(GIVEN TEXT):
Collaborative research empowers and protects Indigenous communities
The Intellectual Property Issues in Cultural Heritage (IPinCH) Project has received $50,000 as the inaugural recipient of the Social Sciences and Humanities Research Council of Canada’s (SSHRC) Partnership Award.
Dr. Daryl Pullman, professor of ethics in the Division of Community Health and Humanities, is a team member of IPinCH, which promotes a model of collaborative research that empowers and protects Indigenous communities, while also enriching scholarly inquiry. Dr. George Nicolas, an archaeologist at Simon Fraser University, is the principal investigator of IPinCH.
Dr. Pullman became involved in this project in 2008 when it was first funded through a $2.5 million grant from SSHRC. He is chair of the Bioarchaeology, Genetics and Intellectual Property Working Group, which is exploring issues such as what happens when data are contradictory at the interface between genetics and culture.
"The IPinCH project includes more than 50 international scholars from a broad range of disciplines,” said Dr. Pullman, who was asked to join the project because of his work in genetics related to health. “Those affiliated with my working group are looking at how genetic and biologic data are used in discussions about cultural relationships and affiliations. For example, in settling issues over sovereignty, or rights to land, material objects, and intellectual property, are genetic data being given more credence than oral tradition?”

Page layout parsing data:
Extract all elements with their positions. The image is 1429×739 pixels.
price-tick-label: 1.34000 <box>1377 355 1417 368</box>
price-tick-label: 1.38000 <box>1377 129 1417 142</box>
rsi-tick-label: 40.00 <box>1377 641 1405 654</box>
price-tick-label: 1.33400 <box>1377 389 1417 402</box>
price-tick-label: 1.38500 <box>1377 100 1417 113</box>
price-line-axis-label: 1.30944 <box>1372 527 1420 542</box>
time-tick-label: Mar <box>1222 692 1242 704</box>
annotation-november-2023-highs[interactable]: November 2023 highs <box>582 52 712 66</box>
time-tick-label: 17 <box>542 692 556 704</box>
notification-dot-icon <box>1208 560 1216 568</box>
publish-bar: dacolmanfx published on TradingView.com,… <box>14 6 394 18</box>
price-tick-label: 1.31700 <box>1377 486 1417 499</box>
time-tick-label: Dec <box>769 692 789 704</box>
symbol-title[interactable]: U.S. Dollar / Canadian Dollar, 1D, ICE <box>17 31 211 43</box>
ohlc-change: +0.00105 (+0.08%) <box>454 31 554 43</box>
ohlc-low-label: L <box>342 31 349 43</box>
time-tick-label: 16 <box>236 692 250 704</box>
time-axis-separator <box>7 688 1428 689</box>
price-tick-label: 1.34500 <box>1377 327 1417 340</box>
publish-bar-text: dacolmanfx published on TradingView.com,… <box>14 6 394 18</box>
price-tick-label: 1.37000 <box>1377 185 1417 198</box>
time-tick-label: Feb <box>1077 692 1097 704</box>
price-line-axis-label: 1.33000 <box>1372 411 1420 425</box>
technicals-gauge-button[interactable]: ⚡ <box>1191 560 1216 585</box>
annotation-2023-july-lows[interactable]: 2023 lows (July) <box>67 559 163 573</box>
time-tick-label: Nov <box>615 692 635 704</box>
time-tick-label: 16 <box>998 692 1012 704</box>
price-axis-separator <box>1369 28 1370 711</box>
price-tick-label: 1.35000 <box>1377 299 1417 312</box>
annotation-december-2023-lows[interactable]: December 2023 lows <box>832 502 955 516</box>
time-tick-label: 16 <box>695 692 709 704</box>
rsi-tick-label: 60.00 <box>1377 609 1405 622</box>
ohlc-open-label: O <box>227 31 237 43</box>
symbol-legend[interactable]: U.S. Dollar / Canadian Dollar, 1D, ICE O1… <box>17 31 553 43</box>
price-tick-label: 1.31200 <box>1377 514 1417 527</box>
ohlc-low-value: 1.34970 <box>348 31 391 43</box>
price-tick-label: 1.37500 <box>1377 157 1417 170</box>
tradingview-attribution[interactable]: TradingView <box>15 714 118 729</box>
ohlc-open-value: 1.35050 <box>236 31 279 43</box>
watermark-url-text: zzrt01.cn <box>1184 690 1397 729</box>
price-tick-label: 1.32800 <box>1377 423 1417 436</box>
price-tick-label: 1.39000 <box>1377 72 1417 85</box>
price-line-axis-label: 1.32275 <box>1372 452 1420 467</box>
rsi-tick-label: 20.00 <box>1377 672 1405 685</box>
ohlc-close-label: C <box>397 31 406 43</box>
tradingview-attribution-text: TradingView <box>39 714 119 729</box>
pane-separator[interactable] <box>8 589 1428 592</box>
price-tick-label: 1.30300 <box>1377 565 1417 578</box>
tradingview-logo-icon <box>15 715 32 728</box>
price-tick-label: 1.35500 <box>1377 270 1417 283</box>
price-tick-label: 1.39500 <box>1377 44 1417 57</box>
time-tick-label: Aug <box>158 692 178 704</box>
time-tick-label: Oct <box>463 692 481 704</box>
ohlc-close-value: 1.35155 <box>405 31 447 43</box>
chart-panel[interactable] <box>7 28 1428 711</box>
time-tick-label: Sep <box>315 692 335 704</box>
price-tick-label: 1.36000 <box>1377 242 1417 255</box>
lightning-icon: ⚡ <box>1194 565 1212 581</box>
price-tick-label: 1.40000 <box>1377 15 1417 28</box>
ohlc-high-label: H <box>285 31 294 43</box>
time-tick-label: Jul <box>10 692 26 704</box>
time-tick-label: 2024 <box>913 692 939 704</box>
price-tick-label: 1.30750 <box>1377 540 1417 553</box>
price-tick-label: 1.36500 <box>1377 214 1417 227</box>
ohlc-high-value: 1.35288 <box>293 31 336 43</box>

(REQUIRED WORK):
Revise the stretch of the IPinCH article from "Dr. Daryl Pullman, professor" through "genetics and culture.", replacing "principal investigator" with "project lead".

(SOLUTION FOR THIS TASK):
Dr. Daryl Pullman, professor of ethics in the Division of Community Health and Humanities, is a team member of IPinCH, which promotes a model of collaborative research that empowers and protects Indigenous communities, while also enriching scholarly inquiry. Dr. George Nicolas, an archaeologist at Simon Fraser University, is the project lead of IPinCH.
Dr. Pullman became involved in this project in 2008 when it was first funded through a $2.5 million grant from SSHRC. He is chair of the Bioarchaeology, Genetics and Intellectual Property Working Group, which is exploring issues such as what happens when data are contradictory at the interface between genetics and culture.